▽
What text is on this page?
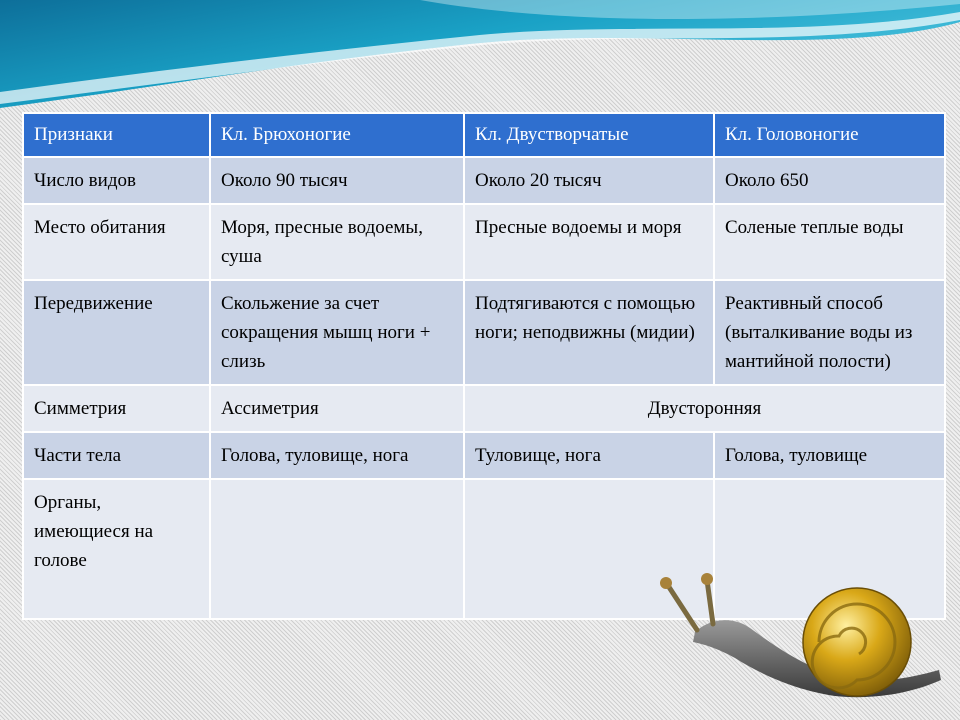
Признаки	Кл. Брюхоногие	Кл. Двустворчатые	Кл. Головоногие
Число видов	Около 90 тысяч	Около 20 тысяч	Около 650
Место обитания	Моря, пресные водоемы, суша	Пресные водоемы и моря	Соленые теплые воды
Передвижение	Скольжение за счет сокращения мышц ноги + слизь	Подтягиваются с помощью ноги; неподвижны (мидии)	Реактивный способ (выталкивание воды из мантийной полости)
Симметрия	Ассиметрия	Двусторонняя	
Части тела	Голова, туловище, нога	Туловище, нога	Голова, туловище
Органы, имеющиеся на голове			
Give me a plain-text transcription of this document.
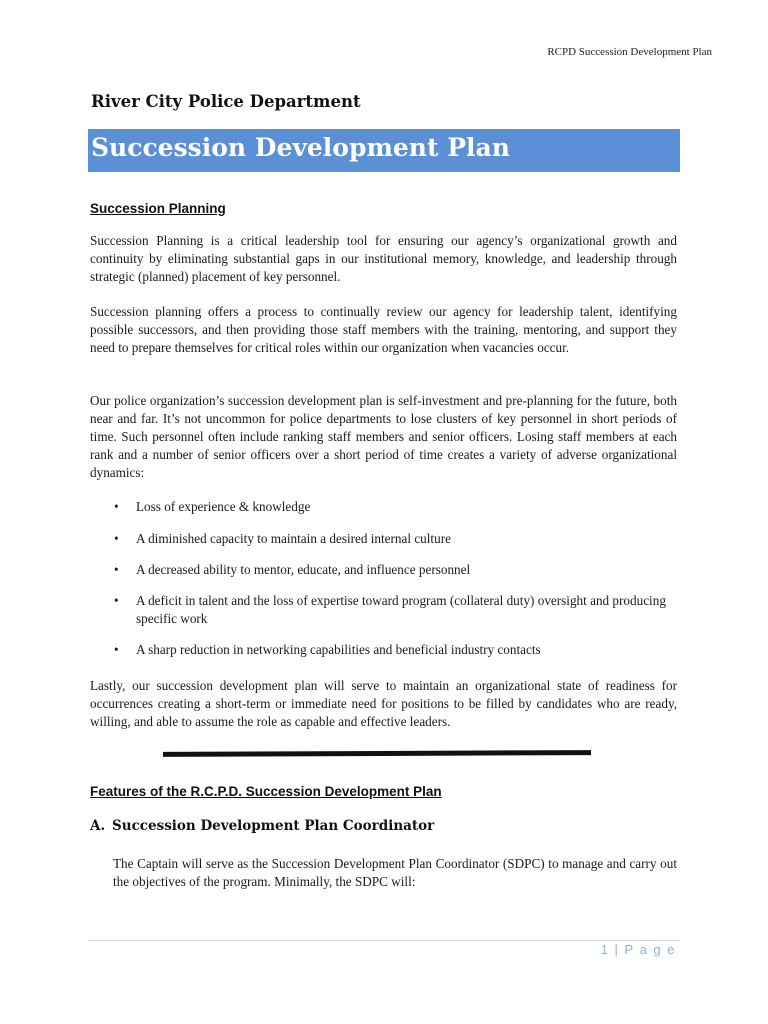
RCPD Succession Development Plan
River City Police Department
Succession Development Plan
Succession Planning

Succession Planning is a critical leadership tool for ensuring our agency’s organizational growth and continuity by eliminating substantial gaps in our institutional memory, knowledge, and leadership through strategic (planned) placement of key personnel.

Succession planning offers a process to continually review our agency for leadership talent, identifying possible successors, and then providing those staff members with the training, mentoring, and support they need to prepare themselves for critical roles within our organization when vacancies occur.

Our police organization’s succession development plan is self-investment and pre-planning for the future, both near and far. It’s not uncommon for police departments to lose clusters of key personnel in short periods of time. Such personnel often include ranking staff members and senior officers. Losing staff members at each rank and a number of senior officers over a short period of time creates a variety of adverse organizational dynamics:

• Loss of experience & knowledge
• A diminished capacity to maintain a desired internal culture
• A decreased ability to mentor, educate, and influence personnel
• A deficit in talent and the loss of expertise toward program (collateral duty) oversight and producing specific work
• A sharp reduction in networking capabilities and beneficial industry contacts

Lastly, our succession development plan will serve to maintain an organizational state of readiness for occurrences creating a short-term or immediate need for positions to be filled by candidates who are ready, willing, and able to assume the role as capable and effective leaders.

Features of the R.C.P.D. Succession Development Plan
A. Succession Development Plan Coordinator

The Captain will serve as the Succession Development Plan Coordinator (SDPC) to manage and carry out the objectives of the program. Minimally, the SDPC will:

1 | P a g e
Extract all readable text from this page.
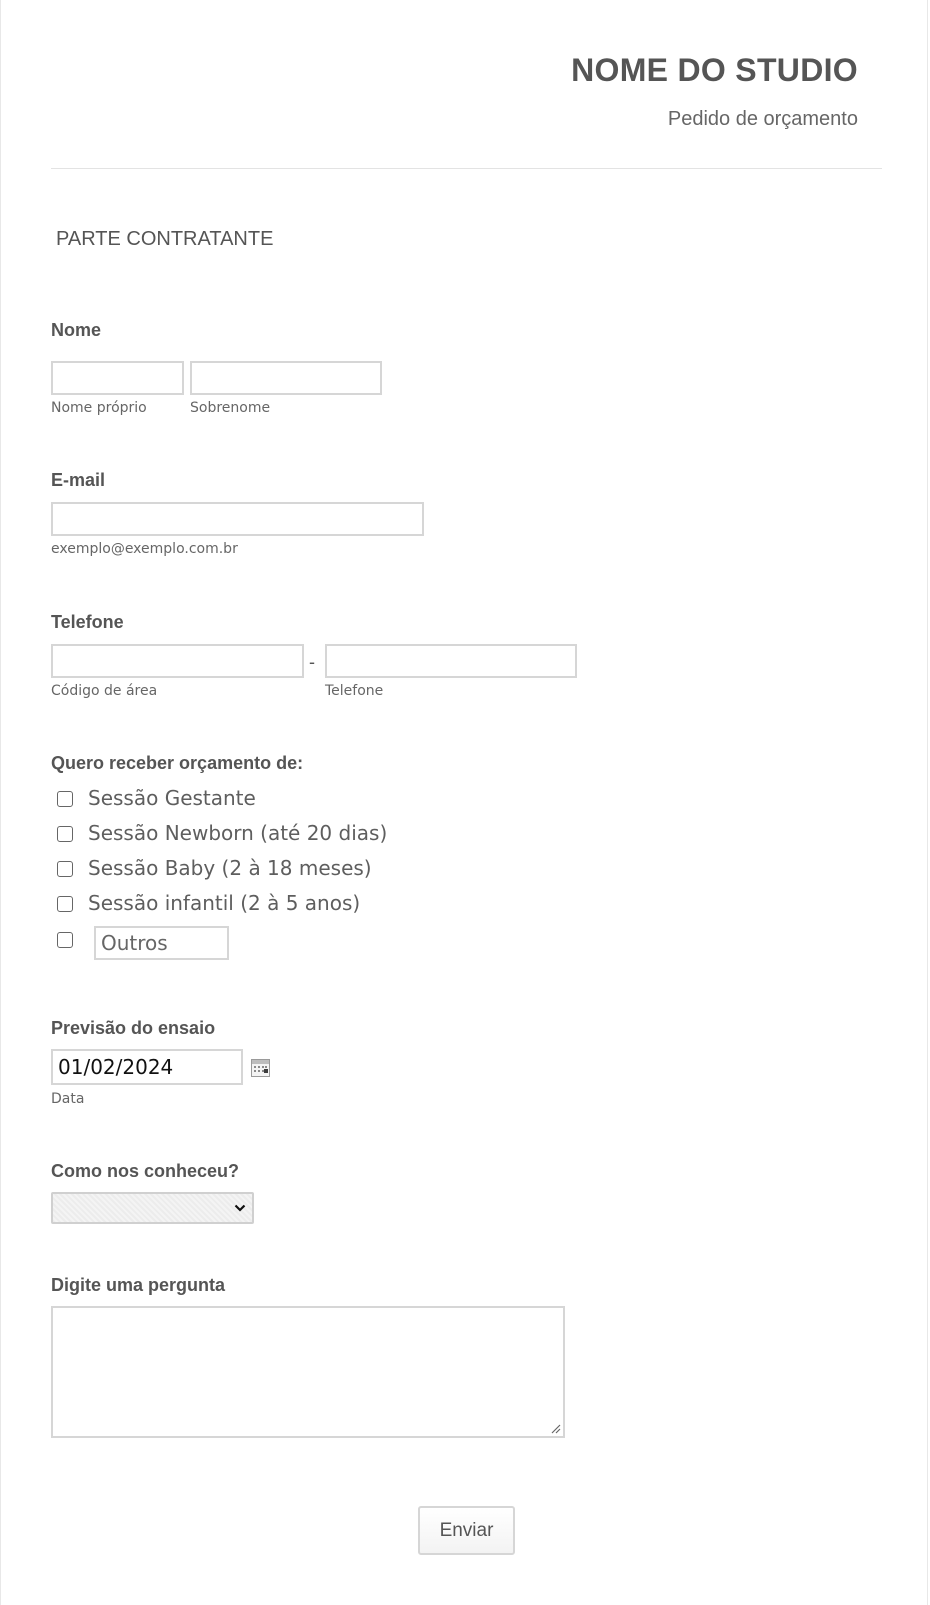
NOME DO STUDIO
Pedido de orçamento
PARTE CONTRATANTE
Nome
Nome próprio	Sobrenome
E-mail
exemplo@exemplo.com.br
Telefone
-
Código de área	Telefone
Quero receber orçamento de:
Sessão Gestante
Sessão Newborn (até 20 dias)
Sessão Baby (2 à 18 meses)
Sessão infantil (2 à 5 anos)
Outros
Previsão do ensaio
01/02/2024
Data
Como nos conheceu?
Digite uma pergunta
Enviar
△
**THE REQUEST:** Check the data for the word "воды" and pull out the lines that have it.

**FULL RESPONSE:**
Место обитания	Моря, пресные водоемы, суша	Пресные водоемы и моря	Соленые теплые воды
Передвижение	Скольжение за счет сокращения мышц ноги + слизь	Подтягиваются с помощью ноги; неподвижны (мидии)	Реактивный способ (выталкивание воды из мантийной полости)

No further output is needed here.